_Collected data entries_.
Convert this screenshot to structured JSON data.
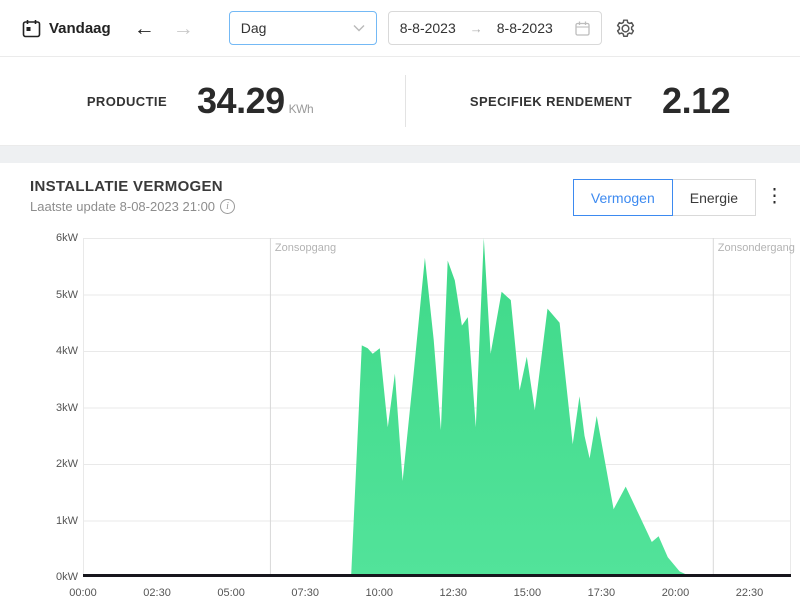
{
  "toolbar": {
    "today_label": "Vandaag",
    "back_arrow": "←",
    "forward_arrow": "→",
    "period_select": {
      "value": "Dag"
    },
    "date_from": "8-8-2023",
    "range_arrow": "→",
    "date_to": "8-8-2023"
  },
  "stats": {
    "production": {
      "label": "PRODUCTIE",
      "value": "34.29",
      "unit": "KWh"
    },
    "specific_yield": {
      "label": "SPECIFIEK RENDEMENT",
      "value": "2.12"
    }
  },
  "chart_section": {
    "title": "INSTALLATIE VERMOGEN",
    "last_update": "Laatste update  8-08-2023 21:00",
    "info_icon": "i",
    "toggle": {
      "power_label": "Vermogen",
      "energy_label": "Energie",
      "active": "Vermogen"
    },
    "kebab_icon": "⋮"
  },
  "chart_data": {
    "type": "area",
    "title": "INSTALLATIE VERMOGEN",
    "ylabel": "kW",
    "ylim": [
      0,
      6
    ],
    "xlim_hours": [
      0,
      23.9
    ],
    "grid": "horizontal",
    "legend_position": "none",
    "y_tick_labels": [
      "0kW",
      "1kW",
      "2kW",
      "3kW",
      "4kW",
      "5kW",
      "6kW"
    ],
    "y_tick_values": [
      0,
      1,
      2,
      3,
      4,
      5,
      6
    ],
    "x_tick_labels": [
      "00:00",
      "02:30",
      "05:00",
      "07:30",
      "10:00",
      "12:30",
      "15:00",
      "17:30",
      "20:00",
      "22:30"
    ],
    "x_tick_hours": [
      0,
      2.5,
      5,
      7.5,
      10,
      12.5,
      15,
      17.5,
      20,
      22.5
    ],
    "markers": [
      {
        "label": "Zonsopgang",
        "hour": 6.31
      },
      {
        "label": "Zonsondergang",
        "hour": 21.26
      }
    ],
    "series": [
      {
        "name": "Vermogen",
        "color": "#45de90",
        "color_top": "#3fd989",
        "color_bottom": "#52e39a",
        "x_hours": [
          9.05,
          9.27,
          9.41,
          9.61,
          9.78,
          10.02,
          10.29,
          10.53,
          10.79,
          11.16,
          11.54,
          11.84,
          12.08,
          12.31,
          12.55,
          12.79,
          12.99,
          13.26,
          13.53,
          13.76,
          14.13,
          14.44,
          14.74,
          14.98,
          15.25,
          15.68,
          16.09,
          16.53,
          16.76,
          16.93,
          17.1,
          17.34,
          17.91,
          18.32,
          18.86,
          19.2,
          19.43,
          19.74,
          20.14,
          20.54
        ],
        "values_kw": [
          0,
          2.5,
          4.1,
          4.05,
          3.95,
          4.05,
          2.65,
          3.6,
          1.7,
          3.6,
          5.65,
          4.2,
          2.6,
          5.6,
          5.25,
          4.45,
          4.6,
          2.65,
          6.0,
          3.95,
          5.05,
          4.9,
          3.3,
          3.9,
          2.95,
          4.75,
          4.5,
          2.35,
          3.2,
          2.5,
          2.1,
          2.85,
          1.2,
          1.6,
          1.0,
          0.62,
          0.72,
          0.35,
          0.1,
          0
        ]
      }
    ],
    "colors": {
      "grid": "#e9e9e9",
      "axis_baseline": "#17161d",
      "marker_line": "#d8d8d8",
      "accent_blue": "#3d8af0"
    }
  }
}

_EXERCISE GOAL_. Output the records above exactly; leave out the pictures.

_ANSWER IN FULL_.
Convert this screenshot to structured JSON data.
{
  "toolbar": {
    "today_label": "Vandaag",
    "back_arrow": "←",
    "forward_arrow": "→",
    "period_select": {
      "value": "Dag"
    },
    "date_from": "8-8-2023",
    "range_arrow": "→",
    "date_to": "8-8-2023"
  },
  "stats": {
    "production": {
      "label": "PRODUCTIE",
      "value": "34.29",
      "unit": "KWh"
    },
    "specific_yield": {
      "label": "SPECIFIEK RENDEMENT",
      "value": "2.12"
    }
  },
  "chart_section": {
    "title": "INSTALLATIE VERMOGEN",
    "last_update": "Laatste update  8-08-2023 21:00",
    "info_icon": "i",
    "toggle": {
      "power_label": "Vermogen",
      "energy_label": "Energie",
      "active": "Vermogen"
    },
    "kebab_icon": "⋮"
  },
  "chart_data": {
    "type": "area",
    "title": "INSTALLATIE VERMOGEN",
    "ylabel": "kW",
    "ylim": [
      0,
      6
    ],
    "xlim_hours": [
      0,
      23.9
    ],
    "grid": "horizontal",
    "legend_position": "none",
    "y_tick_labels": [
      "0kW",
      "1kW",
      "2kW",
      "3kW",
      "4kW",
      "5kW",
      "6kW"
    ],
    "y_tick_values": [
      0,
      1,
      2,
      3,
      4,
      5,
      6
    ],
    "x_tick_labels": [
      "00:00",
      "02:30",
      "05:00",
      "07:30",
      "10:00",
      "12:30",
      "15:00",
      "17:30",
      "20:00",
      "22:30"
    ],
    "x_tick_hours": [
      0,
      2.5,
      5,
      7.5,
      10,
      12.5,
      15,
      17.5,
      20,
      22.5
    ],
    "markers": [
      {
        "label": "Zonsopgang",
        "hour": 6.31
      },
      {
        "label": "Zonsondergang",
        "hour": 21.26
      }
    ],
    "series": [
      {
        "name": "Vermogen",
        "color": "#45de90",
        "color_top": "#3fd989",
        "color_bottom": "#52e39a",
        "x_hours": [
          9.05,
          9.27,
          9.41,
          9.61,
          9.78,
          10.02,
          10.29,
          10.53,
          10.79,
          11.16,
          11.54,
          11.84,
          12.08,
          12.31,
          12.55,
          12.79,
          12.99,
          13.26,
          13.53,
          13.76,
          14.13,
          14.44,
          14.74,
          14.98,
          15.25,
          15.68,
          16.09,
          16.53,
          16.76,
          16.93,
          17.1,
          17.34,
          17.91,
          18.32,
          18.86,
          19.2,
          19.43,
          19.74,
          20.14,
          20.54
        ],
        "values_kw": [
          0,
          2.5,
          4.1,
          4.05,
          3.95,
          4.05,
          2.65,
          3.6,
          1.7,
          3.6,
          5.65,
          4.2,
          2.6,
          5.6,
          5.25,
          4.45,
          4.6,
          2.65,
          6.0,
          3.95,
          5.05,
          4.9,
          3.3,
          3.9,
          2.95,
          4.75,
          4.5,
          2.35,
          3.2,
          2.5,
          2.1,
          2.85,
          1.2,
          1.6,
          1.0,
          0.62,
          0.72,
          0.35,
          0.1,
          0
        ]
      }
    ],
    "colors": {
      "grid": "#e9e9e9",
      "axis_baseline": "#17161d",
      "marker_line": "#d8d8d8",
      "accent_blue": "#3d8af0"
    }
  }
}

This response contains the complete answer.